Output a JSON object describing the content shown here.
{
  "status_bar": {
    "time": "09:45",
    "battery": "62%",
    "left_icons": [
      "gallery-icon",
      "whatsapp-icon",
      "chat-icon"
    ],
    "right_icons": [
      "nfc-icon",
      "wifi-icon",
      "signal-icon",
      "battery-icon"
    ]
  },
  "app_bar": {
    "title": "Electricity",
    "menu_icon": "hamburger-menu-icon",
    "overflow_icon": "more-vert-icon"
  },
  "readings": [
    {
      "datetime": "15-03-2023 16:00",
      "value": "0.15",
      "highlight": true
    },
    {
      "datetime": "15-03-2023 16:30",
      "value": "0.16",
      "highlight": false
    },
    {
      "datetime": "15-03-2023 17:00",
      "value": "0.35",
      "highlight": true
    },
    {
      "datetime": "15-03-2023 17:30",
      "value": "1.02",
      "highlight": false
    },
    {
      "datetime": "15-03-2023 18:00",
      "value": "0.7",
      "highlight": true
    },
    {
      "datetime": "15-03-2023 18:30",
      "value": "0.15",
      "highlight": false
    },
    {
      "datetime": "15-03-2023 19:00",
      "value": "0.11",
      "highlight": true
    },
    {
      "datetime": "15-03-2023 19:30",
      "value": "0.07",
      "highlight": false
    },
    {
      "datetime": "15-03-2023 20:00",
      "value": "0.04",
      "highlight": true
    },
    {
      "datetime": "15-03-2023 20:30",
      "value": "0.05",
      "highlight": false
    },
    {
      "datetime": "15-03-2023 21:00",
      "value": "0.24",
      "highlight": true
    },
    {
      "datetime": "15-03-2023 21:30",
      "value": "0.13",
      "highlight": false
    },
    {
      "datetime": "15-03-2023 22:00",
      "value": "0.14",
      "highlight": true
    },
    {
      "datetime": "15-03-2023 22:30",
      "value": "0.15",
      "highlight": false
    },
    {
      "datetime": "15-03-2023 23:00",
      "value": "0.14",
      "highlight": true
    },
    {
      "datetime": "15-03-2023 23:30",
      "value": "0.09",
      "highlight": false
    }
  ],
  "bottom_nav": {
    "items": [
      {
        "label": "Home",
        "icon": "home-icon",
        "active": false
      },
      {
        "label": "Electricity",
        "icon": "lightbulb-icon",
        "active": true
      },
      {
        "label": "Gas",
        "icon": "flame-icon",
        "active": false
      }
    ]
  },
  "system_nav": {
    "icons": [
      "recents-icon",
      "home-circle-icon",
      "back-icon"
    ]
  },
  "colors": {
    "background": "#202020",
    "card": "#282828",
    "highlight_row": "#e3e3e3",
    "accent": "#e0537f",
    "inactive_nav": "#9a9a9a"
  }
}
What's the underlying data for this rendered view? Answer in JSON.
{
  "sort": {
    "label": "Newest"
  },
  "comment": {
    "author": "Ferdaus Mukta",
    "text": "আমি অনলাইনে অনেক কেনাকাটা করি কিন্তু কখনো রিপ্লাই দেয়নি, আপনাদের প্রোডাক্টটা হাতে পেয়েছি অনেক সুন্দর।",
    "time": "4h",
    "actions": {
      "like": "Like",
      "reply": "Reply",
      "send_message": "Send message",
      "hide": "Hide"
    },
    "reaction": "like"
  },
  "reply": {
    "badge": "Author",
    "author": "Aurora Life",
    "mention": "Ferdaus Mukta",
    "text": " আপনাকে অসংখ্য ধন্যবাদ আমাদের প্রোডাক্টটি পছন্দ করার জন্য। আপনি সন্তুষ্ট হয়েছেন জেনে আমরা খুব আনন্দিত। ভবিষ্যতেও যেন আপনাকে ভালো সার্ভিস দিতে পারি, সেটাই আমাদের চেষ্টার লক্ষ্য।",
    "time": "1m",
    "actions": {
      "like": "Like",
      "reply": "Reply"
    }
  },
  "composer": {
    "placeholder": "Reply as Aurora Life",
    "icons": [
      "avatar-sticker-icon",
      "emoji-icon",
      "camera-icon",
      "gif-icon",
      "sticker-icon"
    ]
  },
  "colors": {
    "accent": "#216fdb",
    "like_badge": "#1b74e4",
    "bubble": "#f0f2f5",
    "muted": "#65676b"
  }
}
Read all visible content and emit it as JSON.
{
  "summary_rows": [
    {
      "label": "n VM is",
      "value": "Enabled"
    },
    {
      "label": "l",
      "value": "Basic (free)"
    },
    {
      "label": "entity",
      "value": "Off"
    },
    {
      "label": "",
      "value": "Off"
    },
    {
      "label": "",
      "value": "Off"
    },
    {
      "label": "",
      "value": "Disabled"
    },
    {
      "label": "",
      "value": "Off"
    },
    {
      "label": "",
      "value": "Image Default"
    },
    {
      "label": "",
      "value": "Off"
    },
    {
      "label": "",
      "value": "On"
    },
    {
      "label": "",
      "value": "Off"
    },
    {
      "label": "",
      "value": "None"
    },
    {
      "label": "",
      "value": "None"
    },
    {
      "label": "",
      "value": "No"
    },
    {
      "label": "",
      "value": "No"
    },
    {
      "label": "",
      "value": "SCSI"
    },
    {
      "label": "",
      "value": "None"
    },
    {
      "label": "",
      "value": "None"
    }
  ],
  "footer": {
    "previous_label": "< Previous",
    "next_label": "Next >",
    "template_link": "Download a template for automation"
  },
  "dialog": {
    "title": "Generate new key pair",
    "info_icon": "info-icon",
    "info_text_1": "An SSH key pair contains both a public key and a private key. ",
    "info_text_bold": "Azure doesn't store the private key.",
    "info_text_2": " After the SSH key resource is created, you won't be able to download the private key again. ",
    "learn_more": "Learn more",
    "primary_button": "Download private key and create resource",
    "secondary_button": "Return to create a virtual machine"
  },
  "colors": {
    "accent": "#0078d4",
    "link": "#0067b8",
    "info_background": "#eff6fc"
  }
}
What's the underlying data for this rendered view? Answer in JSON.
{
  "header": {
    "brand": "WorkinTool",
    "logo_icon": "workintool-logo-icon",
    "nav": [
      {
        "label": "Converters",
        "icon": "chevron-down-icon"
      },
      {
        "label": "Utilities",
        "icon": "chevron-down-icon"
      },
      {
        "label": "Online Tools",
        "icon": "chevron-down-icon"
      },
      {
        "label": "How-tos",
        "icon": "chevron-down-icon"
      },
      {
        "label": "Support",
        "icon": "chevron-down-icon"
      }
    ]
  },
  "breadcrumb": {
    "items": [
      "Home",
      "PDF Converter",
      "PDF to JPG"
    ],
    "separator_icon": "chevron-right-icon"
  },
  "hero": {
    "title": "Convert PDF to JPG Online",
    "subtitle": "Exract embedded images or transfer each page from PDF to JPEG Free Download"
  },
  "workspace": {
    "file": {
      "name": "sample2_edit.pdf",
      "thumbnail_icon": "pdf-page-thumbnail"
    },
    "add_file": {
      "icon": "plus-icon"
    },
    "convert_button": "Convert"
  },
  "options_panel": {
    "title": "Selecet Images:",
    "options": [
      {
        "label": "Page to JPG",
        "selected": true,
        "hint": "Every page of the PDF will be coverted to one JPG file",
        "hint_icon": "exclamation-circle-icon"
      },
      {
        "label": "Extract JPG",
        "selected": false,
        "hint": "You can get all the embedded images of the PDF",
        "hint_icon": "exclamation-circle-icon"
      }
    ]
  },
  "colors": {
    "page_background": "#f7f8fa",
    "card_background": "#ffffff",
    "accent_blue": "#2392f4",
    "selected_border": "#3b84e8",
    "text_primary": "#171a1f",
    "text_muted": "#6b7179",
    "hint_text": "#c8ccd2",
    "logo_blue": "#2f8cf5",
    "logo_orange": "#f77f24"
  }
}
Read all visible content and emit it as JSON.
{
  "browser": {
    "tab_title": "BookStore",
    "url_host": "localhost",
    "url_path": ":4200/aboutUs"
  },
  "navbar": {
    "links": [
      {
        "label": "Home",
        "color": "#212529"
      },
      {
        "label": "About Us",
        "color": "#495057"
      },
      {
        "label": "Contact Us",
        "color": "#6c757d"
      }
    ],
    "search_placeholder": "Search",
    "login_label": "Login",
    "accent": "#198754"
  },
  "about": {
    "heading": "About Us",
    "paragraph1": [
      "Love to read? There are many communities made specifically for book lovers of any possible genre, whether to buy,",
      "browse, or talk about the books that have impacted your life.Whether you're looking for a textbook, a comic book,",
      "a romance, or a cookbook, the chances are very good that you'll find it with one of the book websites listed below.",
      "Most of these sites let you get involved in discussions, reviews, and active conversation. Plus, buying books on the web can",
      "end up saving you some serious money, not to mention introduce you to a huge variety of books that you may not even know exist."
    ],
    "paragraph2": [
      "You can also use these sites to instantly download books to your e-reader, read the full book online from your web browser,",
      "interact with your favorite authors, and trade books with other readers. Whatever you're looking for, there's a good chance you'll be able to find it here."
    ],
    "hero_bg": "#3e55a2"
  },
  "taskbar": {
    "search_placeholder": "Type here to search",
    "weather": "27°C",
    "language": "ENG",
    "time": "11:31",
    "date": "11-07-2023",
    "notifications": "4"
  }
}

- - - -

* _Requirements_
Look over the material above and show each line where "that" appears.

* _Result of this task_
      "browse, or talk about the books that have impacted your life.Whether you're looking for a textbook, a comic book,",
      "a romance, or a cookbook, the chances are very good that you'll find it with one of the book websites listed below.",
      "end up saving you some serious money, not to mention introduce you to a huge variety of books that you may not even know exist."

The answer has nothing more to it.